§ EXERCISE DESCRIPTION: Below is the data. Give it again, complete and exact.

§ PROVIDED INFORMATION:
::::::

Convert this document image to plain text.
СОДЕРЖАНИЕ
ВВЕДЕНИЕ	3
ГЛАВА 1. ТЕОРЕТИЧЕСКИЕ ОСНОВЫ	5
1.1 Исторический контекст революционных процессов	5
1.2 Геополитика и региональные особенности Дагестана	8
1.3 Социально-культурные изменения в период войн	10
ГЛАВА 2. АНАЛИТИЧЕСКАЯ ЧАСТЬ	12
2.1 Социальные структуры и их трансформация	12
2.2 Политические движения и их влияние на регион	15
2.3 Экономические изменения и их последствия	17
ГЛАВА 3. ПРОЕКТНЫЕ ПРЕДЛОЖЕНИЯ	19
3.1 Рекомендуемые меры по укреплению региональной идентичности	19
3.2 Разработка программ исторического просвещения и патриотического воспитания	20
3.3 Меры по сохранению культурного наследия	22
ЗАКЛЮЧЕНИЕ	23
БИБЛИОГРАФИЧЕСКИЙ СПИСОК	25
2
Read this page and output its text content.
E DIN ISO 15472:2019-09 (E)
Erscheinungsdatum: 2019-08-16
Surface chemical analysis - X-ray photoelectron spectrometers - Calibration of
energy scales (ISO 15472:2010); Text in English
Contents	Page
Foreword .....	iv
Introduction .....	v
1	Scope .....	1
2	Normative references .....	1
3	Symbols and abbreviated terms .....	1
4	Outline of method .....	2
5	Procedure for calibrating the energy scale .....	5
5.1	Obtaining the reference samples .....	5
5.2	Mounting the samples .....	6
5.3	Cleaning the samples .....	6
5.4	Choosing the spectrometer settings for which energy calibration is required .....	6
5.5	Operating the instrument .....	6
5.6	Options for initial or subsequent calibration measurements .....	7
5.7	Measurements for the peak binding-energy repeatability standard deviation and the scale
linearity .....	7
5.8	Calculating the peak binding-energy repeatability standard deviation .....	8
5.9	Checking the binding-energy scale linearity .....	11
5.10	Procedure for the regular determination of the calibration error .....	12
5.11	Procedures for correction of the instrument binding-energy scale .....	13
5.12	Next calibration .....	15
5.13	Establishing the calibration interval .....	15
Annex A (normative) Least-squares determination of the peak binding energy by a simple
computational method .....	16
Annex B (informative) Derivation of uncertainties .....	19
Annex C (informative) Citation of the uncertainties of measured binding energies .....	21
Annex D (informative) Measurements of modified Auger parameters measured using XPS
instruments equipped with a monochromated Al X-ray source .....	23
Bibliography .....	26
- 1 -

::::::

§ TASK RESPONSE:
Convert this document image to plain text.
СОДЕРЖАНИЕ
ВВЕДЕНИЕ	3
ГЛАВА 1. ТЕОРЕТИЧЕСКИЕ ОСНОВЫ	5
1.1 Исторический контекст революционных процессов	5
1.2 Геополитика и региональные особенности Дагестана	8
1.3 Социально-культурные изменения в период войн	10
ГЛАВА 2. АНАЛИТИЧЕСКАЯ ЧАСТЬ	12
2.1 Социальные структуры и их трансформация	12
2.2 Политические движения и их влияние на регион	15
2.3 Экономические изменения и их последствия	17
ГЛАВА 3. ПРОЕКТНЫЕ ПРЕДЛОЖЕНИЯ	19
3.1 Рекомендуемые меры по укреплению региональной идентичности	19
3.2 Разработка программ исторического просвещения и патриотического воспитания	20
3.3 Меры по сохранению культурного наследия	22
ЗАКЛЮЧЕНИЕ	23
БИБЛИОГРАФИЧЕСКИЙ СПИСОК	25
2
Read this page and output its text content.
E DIN ISO 15472:2019-09 (E)
Erscheinungsdatum: 2019-08-16
Surface chemical analysis - X-ray photoelectron spectrometers - Calibration of
energy scales (ISO 15472:2010); Text in English
Contents	Page
Foreword .....	iv
Introduction .....	v
1	Scope .....	1
2	Normative references .....	1
3	Symbols and abbreviated terms .....	1
4	Outline of method .....	2
5	Procedure for calibrating the energy scale .....	5
5.1	Obtaining the reference samples .....	5
5.2	Mounting the samples .....	6
5.3	Cleaning the samples .....	6
5.4	Choosing the spectrometer settings for which energy calibration is required .....	6
5.5	Operating the instrument .....	6
5.6	Options for initial or subsequent calibration measurements .....	7
5.7	Measurements for the peak binding-energy repeatability standard deviation and the scale
linearity .....	7
5.8	Calculating the peak binding-energy repeatability standard deviation .....	8
5.9	Checking the binding-energy scale linearity .....	11
5.10	Procedure for the regular determination of the calibration error .....	12
5.11	Procedures for correction of the instrument binding-energy scale .....	13
5.12	Next calibration .....	15
5.13	Establishing the calibration interval .....	15
Annex A (normative) Least-squares determination of the peak binding energy by a simple
computational method .....	16
Annex B (informative) Derivation of uncertainties .....	19
Annex C (informative) Citation of the uncertainties of measured binding energies .....	21
Annex D (informative) Measurements of modified Auger parameters measured using XPS
instruments equipped with a monochromated Al X-ray source .....	23
Bibliography .....	26
- 1 -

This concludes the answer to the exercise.